-- start --
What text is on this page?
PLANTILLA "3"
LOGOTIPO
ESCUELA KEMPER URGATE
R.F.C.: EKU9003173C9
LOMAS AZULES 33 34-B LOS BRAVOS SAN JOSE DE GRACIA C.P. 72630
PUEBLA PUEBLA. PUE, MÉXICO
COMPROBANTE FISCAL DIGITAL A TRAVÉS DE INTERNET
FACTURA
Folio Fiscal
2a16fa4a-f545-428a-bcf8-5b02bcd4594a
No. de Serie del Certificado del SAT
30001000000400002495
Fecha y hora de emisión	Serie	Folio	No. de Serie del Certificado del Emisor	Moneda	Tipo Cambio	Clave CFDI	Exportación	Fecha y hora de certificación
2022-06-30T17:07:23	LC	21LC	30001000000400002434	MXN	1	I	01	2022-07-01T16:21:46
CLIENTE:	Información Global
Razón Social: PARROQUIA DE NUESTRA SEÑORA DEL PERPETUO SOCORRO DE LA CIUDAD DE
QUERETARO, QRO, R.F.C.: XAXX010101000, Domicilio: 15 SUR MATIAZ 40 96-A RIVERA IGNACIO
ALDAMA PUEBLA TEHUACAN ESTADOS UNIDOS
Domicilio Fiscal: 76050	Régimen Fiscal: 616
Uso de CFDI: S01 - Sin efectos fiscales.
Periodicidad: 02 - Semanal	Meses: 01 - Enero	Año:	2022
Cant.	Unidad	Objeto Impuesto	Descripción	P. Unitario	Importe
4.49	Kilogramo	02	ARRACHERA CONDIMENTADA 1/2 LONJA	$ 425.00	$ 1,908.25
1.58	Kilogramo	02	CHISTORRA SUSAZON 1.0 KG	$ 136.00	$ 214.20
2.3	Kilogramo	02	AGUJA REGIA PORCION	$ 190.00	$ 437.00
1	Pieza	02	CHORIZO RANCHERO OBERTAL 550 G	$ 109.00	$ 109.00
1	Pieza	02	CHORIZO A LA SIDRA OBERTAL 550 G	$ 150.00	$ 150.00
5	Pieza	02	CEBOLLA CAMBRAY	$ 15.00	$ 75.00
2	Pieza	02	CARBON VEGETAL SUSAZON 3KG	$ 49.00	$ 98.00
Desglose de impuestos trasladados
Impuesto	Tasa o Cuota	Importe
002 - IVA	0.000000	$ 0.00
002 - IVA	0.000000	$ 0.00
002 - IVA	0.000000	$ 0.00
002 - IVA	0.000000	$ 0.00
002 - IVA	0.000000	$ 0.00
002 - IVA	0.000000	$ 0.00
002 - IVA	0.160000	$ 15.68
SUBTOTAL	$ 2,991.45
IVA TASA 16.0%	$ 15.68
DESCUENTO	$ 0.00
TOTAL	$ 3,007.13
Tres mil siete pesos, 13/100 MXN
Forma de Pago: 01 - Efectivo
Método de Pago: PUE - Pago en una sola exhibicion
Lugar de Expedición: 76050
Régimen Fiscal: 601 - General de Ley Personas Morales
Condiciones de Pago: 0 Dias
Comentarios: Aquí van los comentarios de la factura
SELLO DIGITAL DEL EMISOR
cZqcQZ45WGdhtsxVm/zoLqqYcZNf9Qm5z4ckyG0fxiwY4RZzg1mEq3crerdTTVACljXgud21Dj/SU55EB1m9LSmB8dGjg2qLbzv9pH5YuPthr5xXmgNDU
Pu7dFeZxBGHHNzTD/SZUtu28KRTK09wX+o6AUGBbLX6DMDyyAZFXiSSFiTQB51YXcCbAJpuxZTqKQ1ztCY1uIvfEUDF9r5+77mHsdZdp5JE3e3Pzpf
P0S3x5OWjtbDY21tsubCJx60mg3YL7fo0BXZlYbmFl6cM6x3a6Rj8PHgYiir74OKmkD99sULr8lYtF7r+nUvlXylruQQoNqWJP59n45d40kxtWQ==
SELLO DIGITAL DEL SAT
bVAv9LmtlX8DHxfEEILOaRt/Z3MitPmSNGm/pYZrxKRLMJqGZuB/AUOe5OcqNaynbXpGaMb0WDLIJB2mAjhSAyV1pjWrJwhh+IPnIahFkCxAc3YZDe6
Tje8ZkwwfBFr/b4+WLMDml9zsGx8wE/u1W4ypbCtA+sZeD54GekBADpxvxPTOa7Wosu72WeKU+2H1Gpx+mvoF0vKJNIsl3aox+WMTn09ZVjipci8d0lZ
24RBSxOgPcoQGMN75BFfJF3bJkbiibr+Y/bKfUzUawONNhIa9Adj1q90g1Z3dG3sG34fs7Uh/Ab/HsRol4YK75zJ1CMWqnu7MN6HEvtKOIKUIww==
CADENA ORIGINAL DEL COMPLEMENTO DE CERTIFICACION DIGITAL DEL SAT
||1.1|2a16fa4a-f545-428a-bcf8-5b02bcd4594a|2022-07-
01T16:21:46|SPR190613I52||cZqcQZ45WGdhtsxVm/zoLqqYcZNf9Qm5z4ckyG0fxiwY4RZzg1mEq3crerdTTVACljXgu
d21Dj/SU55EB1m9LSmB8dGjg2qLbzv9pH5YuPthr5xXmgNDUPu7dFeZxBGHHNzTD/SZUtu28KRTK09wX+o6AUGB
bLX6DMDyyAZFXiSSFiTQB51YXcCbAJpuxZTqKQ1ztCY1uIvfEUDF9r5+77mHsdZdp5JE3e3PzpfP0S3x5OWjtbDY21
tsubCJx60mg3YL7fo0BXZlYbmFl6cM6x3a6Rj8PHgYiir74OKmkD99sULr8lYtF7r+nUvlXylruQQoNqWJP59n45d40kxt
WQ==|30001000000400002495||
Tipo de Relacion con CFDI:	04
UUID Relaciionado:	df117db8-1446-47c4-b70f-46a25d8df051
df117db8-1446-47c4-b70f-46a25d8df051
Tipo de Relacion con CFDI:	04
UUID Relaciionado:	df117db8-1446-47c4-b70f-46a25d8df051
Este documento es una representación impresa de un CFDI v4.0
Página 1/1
-- end --
Written task = Of the lines in the data, how many hold the string "Folio"? State the number, nothing else.

The solution = 2